▶ _Text excerpt_
What we did
We took the US slice of a website crawl and ran it through Stackra's own business-type classifier. One in five sites came back unclassified, and a chunk of what did get labeled was wrong. We fixed both: cut the bad signals causing the wrong labels, then ran a smaller AI cleanup pass on what was left unclassified.
Where the data came from
The HTTP Archive, a free public crawl of real websites, queried through BigQuery. We pulled the US slice: 1.25 million sites with enough real content to be worth classifying.
How we did it
Two passes. First, run the same business-type classifier Stackra uses on a live scan against each site's title, headline, and description. Second, for what that pass couldn't sort, run a small batch of those through an AI model with a fixed list of allowed categories, checking a handful of results first before running the rest. Every old label stayed on the record instead of getting overwritten, so we can always see what changed.
Tools we used and why
Nothing exotic. The HTTP Archive because it's free and real. BigQuery because it can do the filtering and the AI calls in one place. Gemini because it's cheap enough at this volume that the AI cleanup pass cost less than $5 total. Our own classifier, not a separate one, so the corpus and a live scan agree by construction.
Where this stands
This corpus isn't plugged into a live Stackra scan yet. Right now it's a clean, labeled dataset we built to validate the approach. Treat it as internal groundwork, not a shipped feature.

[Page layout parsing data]
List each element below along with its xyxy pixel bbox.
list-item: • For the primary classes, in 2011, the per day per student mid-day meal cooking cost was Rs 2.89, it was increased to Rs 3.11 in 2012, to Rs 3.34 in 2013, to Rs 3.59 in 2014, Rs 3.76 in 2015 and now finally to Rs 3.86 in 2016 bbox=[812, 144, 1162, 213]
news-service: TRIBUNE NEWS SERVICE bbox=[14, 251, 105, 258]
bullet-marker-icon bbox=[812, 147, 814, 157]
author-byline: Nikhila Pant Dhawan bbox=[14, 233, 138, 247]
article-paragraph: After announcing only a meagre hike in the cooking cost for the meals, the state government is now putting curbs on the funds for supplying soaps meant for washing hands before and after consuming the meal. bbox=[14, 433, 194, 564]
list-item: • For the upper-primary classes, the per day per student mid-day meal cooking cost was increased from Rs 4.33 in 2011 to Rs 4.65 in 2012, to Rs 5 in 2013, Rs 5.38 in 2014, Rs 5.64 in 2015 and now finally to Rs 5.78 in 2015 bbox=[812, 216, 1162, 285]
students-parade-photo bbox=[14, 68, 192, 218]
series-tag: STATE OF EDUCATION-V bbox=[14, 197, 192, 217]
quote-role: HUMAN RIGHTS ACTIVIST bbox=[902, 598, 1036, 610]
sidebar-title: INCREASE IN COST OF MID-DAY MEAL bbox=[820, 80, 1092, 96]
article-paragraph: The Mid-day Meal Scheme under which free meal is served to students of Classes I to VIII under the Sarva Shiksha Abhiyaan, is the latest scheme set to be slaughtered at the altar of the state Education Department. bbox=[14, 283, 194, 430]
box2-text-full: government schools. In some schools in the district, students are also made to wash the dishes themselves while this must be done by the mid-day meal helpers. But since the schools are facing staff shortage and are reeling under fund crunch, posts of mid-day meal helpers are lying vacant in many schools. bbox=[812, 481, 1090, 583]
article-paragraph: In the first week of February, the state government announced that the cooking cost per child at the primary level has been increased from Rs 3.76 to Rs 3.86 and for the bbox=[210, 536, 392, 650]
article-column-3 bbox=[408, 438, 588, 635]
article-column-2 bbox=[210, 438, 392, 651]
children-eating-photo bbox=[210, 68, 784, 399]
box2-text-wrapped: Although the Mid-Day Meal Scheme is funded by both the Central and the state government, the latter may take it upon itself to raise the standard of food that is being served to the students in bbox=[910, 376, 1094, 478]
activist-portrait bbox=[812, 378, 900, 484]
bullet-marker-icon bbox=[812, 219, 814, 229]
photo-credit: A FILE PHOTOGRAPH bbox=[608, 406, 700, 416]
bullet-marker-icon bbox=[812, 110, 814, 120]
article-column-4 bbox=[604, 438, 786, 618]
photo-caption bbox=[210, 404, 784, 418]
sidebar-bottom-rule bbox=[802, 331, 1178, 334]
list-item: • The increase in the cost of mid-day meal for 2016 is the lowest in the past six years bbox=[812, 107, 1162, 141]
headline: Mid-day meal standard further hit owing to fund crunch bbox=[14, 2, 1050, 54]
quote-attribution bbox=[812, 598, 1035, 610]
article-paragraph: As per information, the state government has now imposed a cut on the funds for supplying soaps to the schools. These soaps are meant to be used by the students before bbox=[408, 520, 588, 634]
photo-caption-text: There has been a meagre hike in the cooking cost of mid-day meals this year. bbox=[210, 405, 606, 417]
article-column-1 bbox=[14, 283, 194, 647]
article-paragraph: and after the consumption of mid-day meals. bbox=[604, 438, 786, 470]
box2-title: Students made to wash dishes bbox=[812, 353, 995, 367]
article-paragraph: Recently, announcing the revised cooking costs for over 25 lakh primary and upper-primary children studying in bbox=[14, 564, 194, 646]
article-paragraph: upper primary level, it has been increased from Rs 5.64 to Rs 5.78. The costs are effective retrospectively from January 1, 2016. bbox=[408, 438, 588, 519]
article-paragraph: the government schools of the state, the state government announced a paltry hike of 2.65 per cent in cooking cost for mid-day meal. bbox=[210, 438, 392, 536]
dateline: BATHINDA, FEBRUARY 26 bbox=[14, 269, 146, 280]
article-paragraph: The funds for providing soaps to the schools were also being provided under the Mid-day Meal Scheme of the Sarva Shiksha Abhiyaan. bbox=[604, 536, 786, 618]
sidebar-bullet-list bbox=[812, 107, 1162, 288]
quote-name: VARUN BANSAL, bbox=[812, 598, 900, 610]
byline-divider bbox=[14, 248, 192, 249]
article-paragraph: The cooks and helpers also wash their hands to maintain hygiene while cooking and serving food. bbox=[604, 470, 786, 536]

▶ _Task brief_
Please state how much the AI cleanup pass cost, according to the write-up on classifying websites.

▶ _Exercise output_
Less than $5 total.